- SHORT TASK: Restate the entire listing word for word.

- Collection entries:
● ● ● ● ● ● ●

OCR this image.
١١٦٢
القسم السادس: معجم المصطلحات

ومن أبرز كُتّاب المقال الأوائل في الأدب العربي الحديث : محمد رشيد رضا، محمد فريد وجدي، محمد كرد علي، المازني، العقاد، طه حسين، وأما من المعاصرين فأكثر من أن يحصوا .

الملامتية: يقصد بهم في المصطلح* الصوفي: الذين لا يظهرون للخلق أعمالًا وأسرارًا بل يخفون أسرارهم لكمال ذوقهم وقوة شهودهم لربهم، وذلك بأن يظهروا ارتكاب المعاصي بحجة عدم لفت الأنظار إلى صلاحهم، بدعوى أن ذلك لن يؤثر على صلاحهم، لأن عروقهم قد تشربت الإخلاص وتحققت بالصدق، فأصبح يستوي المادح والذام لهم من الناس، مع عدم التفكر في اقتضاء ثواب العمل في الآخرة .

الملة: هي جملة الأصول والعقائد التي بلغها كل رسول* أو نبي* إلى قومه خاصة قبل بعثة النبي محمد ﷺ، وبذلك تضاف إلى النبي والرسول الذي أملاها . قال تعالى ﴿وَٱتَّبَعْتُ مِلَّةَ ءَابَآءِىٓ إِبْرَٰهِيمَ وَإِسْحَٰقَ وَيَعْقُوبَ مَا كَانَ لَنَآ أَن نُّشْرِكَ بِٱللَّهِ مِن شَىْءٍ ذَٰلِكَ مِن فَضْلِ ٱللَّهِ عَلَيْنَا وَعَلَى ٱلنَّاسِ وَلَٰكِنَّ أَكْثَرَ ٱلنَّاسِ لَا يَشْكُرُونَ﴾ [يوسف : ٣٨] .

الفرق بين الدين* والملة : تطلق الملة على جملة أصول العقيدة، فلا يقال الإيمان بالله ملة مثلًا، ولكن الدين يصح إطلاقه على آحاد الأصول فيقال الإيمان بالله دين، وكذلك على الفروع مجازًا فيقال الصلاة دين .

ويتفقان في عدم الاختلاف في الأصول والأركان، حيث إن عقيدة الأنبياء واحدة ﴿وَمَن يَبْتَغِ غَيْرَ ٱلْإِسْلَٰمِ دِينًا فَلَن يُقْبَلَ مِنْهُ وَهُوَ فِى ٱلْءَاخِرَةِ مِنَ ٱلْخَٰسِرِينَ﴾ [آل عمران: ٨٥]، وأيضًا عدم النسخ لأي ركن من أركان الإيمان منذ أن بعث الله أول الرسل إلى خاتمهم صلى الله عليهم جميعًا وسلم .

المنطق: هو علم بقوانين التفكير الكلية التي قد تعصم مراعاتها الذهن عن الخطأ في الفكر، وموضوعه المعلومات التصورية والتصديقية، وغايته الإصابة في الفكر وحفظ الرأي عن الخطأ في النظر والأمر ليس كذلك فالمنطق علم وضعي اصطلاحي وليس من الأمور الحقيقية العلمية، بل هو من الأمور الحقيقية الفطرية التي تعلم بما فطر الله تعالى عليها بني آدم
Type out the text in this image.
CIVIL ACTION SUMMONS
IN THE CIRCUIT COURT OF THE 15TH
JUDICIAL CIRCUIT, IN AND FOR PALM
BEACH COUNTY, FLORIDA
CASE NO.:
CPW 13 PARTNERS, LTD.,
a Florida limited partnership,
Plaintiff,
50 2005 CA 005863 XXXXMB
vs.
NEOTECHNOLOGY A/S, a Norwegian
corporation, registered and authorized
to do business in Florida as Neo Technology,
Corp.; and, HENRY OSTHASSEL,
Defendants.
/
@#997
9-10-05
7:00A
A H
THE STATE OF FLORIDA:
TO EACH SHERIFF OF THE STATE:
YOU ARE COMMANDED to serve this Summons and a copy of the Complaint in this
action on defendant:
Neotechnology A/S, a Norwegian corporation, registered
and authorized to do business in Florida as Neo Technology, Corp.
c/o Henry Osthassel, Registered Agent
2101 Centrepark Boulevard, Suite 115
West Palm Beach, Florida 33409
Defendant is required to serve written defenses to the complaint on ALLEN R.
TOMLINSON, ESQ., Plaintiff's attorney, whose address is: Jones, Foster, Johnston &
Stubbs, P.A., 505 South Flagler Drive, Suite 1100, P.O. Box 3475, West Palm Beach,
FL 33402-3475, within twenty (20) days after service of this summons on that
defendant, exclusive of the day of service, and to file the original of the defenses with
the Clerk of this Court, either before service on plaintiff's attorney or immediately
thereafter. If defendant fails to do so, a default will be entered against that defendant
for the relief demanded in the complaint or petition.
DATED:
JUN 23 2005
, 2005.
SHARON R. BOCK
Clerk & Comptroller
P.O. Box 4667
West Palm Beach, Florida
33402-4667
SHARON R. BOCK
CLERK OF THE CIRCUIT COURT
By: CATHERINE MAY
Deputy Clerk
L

● ● ● ● ● ● ●

- ANSWER FOR THE TASK:
OCR this image.
١١٦٢
القسم السادس: معجم المصطلحات

ومن أبرز كُتّاب المقال الأوائل في الأدب العربي الحديث : محمد رشيد رضا، محمد فريد وجدي، محمد كرد علي، المازني، العقاد، طه حسين، وأما من المعاصرين فأكثر من أن يحصوا .

الملامتية: يقصد بهم في المصطلح* الصوفي: الذين لا يظهرون للخلق أعمالًا وأسرارًا بل يخفون أسرارهم لكمال ذوقهم وقوة شهودهم لربهم، وذلك بأن يظهروا ارتكاب المعاصي بحجة عدم لفت الأنظار إلى صلاحهم، بدعوى أن ذلك لن يؤثر على صلاحهم، لأن عروقهم قد تشربت الإخلاص وتحققت بالصدق، فأصبح يستوي المادح والذام لهم من الناس، مع عدم التفكر في اقتضاء ثواب العمل في الآخرة .

الملة: هي جملة الأصول والعقائد التي بلغها كل رسول* أو نبي* إلى قومه خاصة قبل بعثة النبي محمد ﷺ، وبذلك تضاف إلى النبي والرسول الذي أملاها . قال تعالى ﴿وَٱتَّبَعْتُ مِلَّةَ ءَابَآءِىٓ إِبْرَٰهِيمَ وَإِسْحَٰقَ وَيَعْقُوبَ مَا كَانَ لَنَآ أَن نُّشْرِكَ بِٱللَّهِ مِن شَىْءٍ ذَٰلِكَ مِن فَضْلِ ٱللَّهِ عَلَيْنَا وَعَلَى ٱلنَّاسِ وَلَٰكِنَّ أَكْثَرَ ٱلنَّاسِ لَا يَشْكُرُونَ﴾ [يوسف : ٣٨] .

الفرق بين الدين* والملة : تطلق الملة على جملة أصول العقيدة، فلا يقال الإيمان بالله ملة مثلًا، ولكن الدين يصح إطلاقه على آحاد الأصول فيقال الإيمان بالله دين، وكذلك على الفروع مجازًا فيقال الصلاة دين .

ويتفقان في عدم الاختلاف في الأصول والأركان، حيث إن عقيدة الأنبياء واحدة ﴿وَمَن يَبْتَغِ غَيْرَ ٱلْإِسْلَٰمِ دِينًا فَلَن يُقْبَلَ مِنْهُ وَهُوَ فِى ٱلْءَاخِرَةِ مِنَ ٱلْخَٰسِرِينَ﴾ [آل عمران: ٨٥]، وأيضًا عدم النسخ لأي ركن من أركان الإيمان منذ أن بعث الله أول الرسل إلى خاتمهم صلى الله عليهم جميعًا وسلم .

المنطق: هو علم بقوانين التفكير الكلية التي قد تعصم مراعاتها الذهن عن الخطأ في الفكر، وموضوعه المعلومات التصورية والتصديقية، وغايته الإصابة في الفكر وحفظ الرأي عن الخطأ في النظر والأمر ليس كذلك فالمنطق علم وضعي اصطلاحي وليس من الأمور الحقيقية العلمية، بل هو من الأمور الحقيقية الفطرية التي تعلم بما فطر الله تعالى عليها بني آدم
Type out the text in this image.
CIVIL ACTION SUMMONS
IN THE CIRCUIT COURT OF THE 15TH
JUDICIAL CIRCUIT, IN AND FOR PALM
BEACH COUNTY, FLORIDA
CASE NO.:
CPW 13 PARTNERS, LTD.,
a Florida limited partnership,
Plaintiff,
50 2005 CA 005863 XXXXMB
vs.
NEOTECHNOLOGY A/S, a Norwegian
corporation, registered and authorized
to do business in Florida as Neo Technology,
Corp.; and, HENRY OSTHASSEL,
Defendants.
/
@#997
9-10-05
7:00A
A H
THE STATE OF FLORIDA:
TO EACH SHERIFF OF THE STATE:
YOU ARE COMMANDED to serve this Summons and a copy of the Complaint in this
action on defendant:
Neotechnology A/S, a Norwegian corporation, registered
and authorized to do business in Florida as Neo Technology, Corp.
c/o Henry Osthassel, Registered Agent
2101 Centrepark Boulevard, Suite 115
West Palm Beach, Florida 33409
Defendant is required to serve written defenses to the complaint on ALLEN R.
TOMLINSON, ESQ., Plaintiff's attorney, whose address is: Jones, Foster, Johnston &
Stubbs, P.A., 505 South Flagler Drive, Suite 1100, P.O. Box 3475, West Palm Beach,
FL 33402-3475, within twenty (20) days after service of this summons on that
defendant, exclusive of the day of service, and to file the original of the defenses with
the Clerk of this Court, either before service on plaintiff's attorney or immediately
thereafter. If defendant fails to do so, a default will be entered against that defendant
for the relief demanded in the complaint or petition.
DATED:
JUN 23 2005
, 2005.
SHARON R. BOCK
Clerk & Comptroller
P.O. Box 4667
West Palm Beach, Florida
33402-4667
SHARON R. BOCK
CLERK OF THE CIRCUIT COURT
By: CATHERINE MAY
Deputy Clerk
L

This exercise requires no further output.